**What is needed**
Gather all lines containing the string "name" and copy them out.

**Supplied data**
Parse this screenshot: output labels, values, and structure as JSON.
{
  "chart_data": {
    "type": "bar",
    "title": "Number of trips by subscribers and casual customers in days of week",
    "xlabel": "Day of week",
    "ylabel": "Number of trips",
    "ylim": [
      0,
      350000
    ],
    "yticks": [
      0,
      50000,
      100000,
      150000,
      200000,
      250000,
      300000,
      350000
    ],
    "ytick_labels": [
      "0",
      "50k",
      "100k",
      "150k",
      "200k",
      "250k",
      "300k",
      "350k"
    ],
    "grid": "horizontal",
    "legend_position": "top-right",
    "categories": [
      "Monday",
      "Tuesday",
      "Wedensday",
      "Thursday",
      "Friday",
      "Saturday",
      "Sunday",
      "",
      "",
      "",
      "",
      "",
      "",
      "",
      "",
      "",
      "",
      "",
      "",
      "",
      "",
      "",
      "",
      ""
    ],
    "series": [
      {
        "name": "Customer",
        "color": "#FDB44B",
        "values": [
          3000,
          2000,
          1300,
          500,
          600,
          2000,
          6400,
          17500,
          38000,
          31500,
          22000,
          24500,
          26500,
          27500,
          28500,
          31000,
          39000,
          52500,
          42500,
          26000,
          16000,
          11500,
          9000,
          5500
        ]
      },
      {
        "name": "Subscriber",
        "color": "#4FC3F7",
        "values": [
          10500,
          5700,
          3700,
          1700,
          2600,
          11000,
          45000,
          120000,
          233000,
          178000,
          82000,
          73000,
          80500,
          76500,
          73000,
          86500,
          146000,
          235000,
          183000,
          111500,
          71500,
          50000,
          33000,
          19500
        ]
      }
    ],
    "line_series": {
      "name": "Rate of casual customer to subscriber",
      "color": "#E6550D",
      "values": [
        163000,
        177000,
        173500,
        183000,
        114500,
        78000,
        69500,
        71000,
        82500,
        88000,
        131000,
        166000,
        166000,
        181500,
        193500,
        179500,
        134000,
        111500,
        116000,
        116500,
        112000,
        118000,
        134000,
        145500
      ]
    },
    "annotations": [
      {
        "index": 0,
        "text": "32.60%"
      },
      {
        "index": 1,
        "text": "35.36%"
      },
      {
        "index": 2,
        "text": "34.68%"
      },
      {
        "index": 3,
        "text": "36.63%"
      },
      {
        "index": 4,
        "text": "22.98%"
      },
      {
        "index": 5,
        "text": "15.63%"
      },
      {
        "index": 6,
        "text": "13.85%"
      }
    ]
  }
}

**Exercise answer**
        "name": "Customer",
        "name": "Subscriber",
      "name": "Rate of casual customer to subscriber",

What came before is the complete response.